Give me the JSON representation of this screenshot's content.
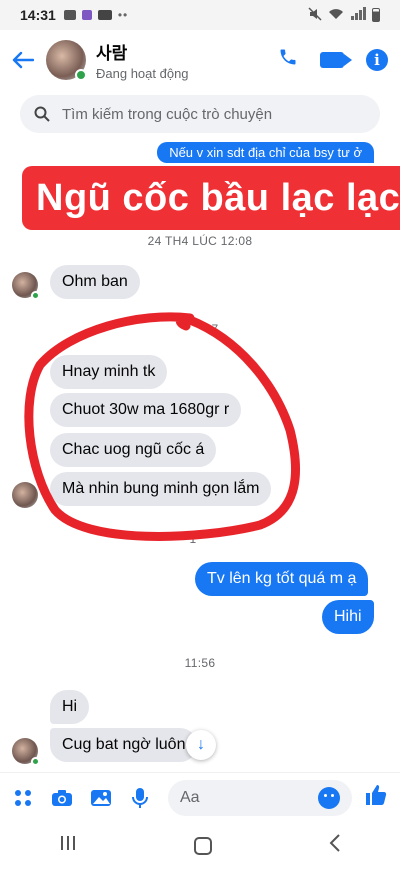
{
  "status_bar": {
    "time": "14:31",
    "dots": "••"
  },
  "header": {
    "name": "사람",
    "status": "Đang hoạt động"
  },
  "search": {
    "placeholder": "Tìm kiếm trong cuộc trò chuyện"
  },
  "overlay": {
    "top_note": "Nếu v xin sdt địa chỉ của bsy tư ở",
    "banner": "Ngũ cốc bầu lạc lạc",
    "highlight_color": "#e8242b"
  },
  "timestamps": {
    "first": "24 TH4 LÚC 12:08",
    "partial1": "7",
    "partial2": "1",
    "second": "11:56"
  },
  "messages": [
    {
      "text": "Ohm ban",
      "direction": "incoming"
    },
    {
      "text": "Hnay minh tk",
      "direction": "incoming"
    },
    {
      "text": "Chuot 30w ma 1680gr r",
      "direction": "incoming"
    },
    {
      "text": "Chac uog ngũ cốc á",
      "direction": "incoming"
    },
    {
      "text": "Mà nhin bung minh gọn lắm",
      "direction": "incoming"
    },
    {
      "text": "Tv lên kg tốt quá m ạ",
      "direction": "outgoing"
    },
    {
      "text": "Hihi",
      "direction": "outgoing"
    },
    {
      "text": "Hi",
      "direction": "incoming"
    },
    {
      "text": "Cug bat ngờ luôn",
      "direction": "incoming"
    }
  ],
  "composer": {
    "placeholder": "Aa"
  },
  "colors": {
    "accent": "#1877f2",
    "online": "#31a24c",
    "banner": "#ef3035"
  },
  "icons": [
    "back-arrow-icon",
    "phone-icon",
    "video-icon",
    "info-icon",
    "search-icon",
    "menu-dots-icon",
    "camera-icon",
    "gallery-icon",
    "microphone-icon",
    "emoji-icon",
    "like-icon",
    "scroll-down-icon"
  ]
}
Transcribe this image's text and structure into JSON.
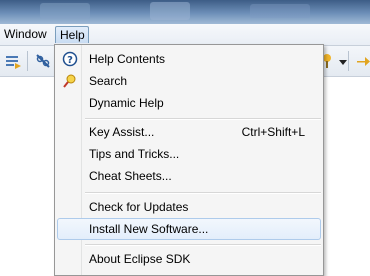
{
  "menubar": {
    "window_label": "Window",
    "help_label": "Help"
  },
  "toolbar": {
    "icons": [
      "task-list-icon",
      "disconnect-icon",
      "pin-icon",
      "dropdown-arrow-icon",
      "forward-icon"
    ]
  },
  "help_menu": {
    "items": [
      {
        "label": "Help Contents",
        "icon": "help-circle-icon"
      },
      {
        "label": "Search",
        "icon": "search-lamp-icon"
      },
      {
        "label": "Dynamic Help"
      },
      {
        "label": "Key Assist...",
        "shortcut": "Ctrl+Shift+L"
      },
      {
        "label": "Tips and Tricks..."
      },
      {
        "label": "Cheat Sheets..."
      },
      {
        "label": "Check for Updates"
      },
      {
        "label": "Install New Software...",
        "highlighted": true
      },
      {
        "label": "About Eclipse SDK"
      }
    ]
  },
  "colors": {
    "highlight_border": "#aecbeb",
    "menu_bg": "#f5f5f5",
    "titlebar": "#3d5d86"
  }
}
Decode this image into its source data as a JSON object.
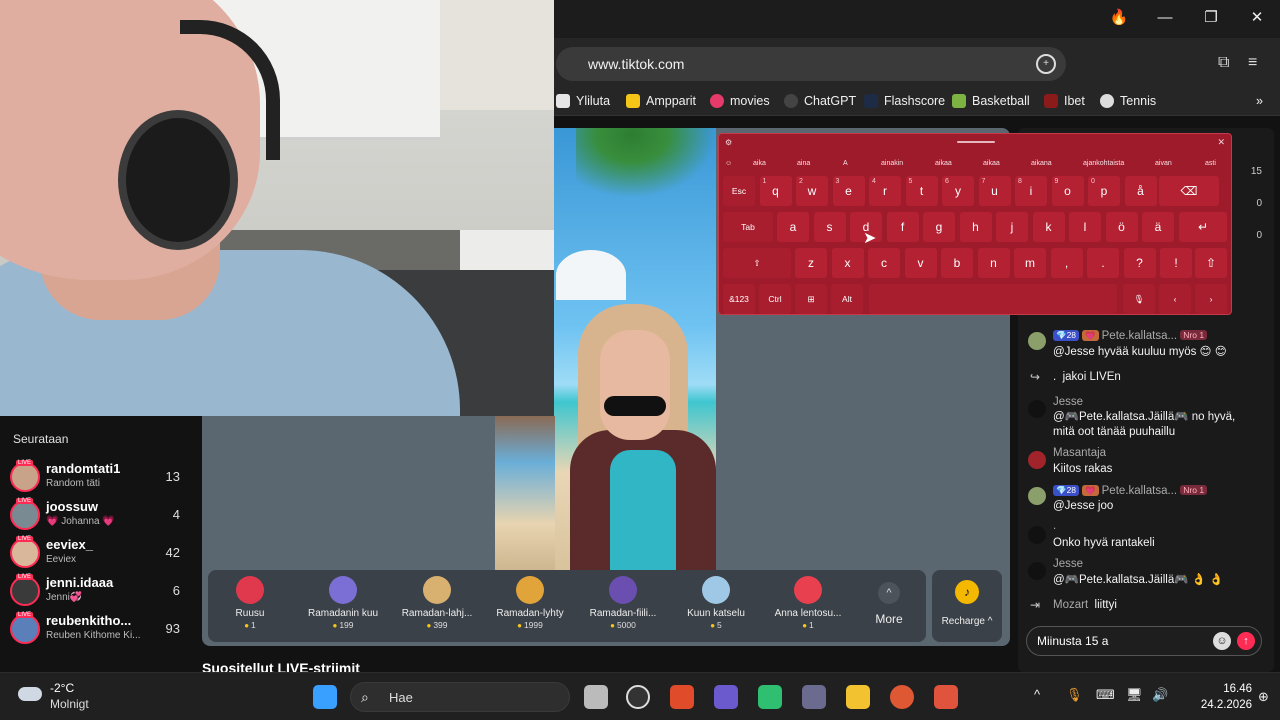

## What is asked
Transcribe the records verbatim and omit the images.

## Output for this task
Give me the JSON representation of this screenshot's content.
{
  "status_bar": {
    "time": "14:31",
    "dots": "••"
  },
  "header": {
    "name": "사람",
    "status": "Đang hoạt động"
  },
  "search": {
    "placeholder": "Tìm kiếm trong cuộc trò chuyện"
  },
  "overlay": {
    "top_note": "Nếu v xin sdt địa chỉ của bsy tư ở",
    "banner": "Ngũ cốc bầu lạc lạc",
    "highlight_color": "#e8242b"
  },
  "timestamps": {
    "first": "24 TH4 LÚC 12:08",
    "partial1": "7",
    "partial2": "1",
    "second": "11:56"
  },
  "messages": [
    {
      "text": "Ohm ban",
      "direction": "incoming"
    },
    {
      "text": "Hnay minh tk",
      "direction": "incoming"
    },
    {
      "text": "Chuot 30w ma 1680gr r",
      "direction": "incoming"
    },
    {
      "text": "Chac uog ngũ cốc á",
      "direction": "incoming"
    },
    {
      "text": "Mà nhin bung minh gọn lắm",
      "direction": "incoming"
    },
    {
      "text": "Tv lên kg tốt quá m ạ",
      "direction": "outgoing"
    },
    {
      "text": "Hihi",
      "direction": "outgoing"
    },
    {
      "text": "Hi",
      "direction": "incoming"
    },
    {
      "text": "Cug bat ngờ luôn",
      "direction": "incoming"
    }
  ],
  "composer": {
    "placeholder": "Aa"
  },
  "colors": {
    "accent": "#1877f2",
    "online": "#31a24c",
    "banner": "#ef3035"
  },
  "icons": [
    "back-arrow-icon",
    "phone-icon",
    "video-icon",
    "info-icon",
    "search-icon",
    "menu-dots-icon",
    "camera-icon",
    "gallery-icon",
    "microphone-icon",
    "emoji-icon",
    "like-icon",
    "scroll-down-icon"
  ]
}
Transcribe this image's text and structure into JSON.
{
  "menubar": {
    "window_label": "Window",
    "help_label": "Help"
  },
  "toolbar": {
    "icons": [
      "task-list-icon",
      "disconnect-icon",
      "pin-icon",
      "dropdown-arrow-icon",
      "forward-icon"
    ]
  },
  "help_menu": {
    "items": [
      {
        "label": "Help Contents",
        "icon": "help-circle-icon"
      },
      {
        "label": "Search",
        "icon": "search-lamp-icon"
      },
      {
        "label": "Dynamic Help"
      },
      {
        "label": "Key Assist...",
        "shortcut": "Ctrl+Shift+L"
      },
      {
        "label": "Tips and Tricks..."
      },
      {
        "label": "Cheat Sheets..."
      },
      {
        "label": "Check for Updates"
      },
      {
        "label": "Install New Software...",
        "highlighted": true
      },
      {
        "label": "About Eclipse SDK"
      }
    ]
  },
  "colors": {
    "highlight_border": "#aecbeb",
    "menu_bg": "#f5f5f5",
    "titlebar": "#3d5d86"
  }
}
Decode this image into its source data as a JSON object.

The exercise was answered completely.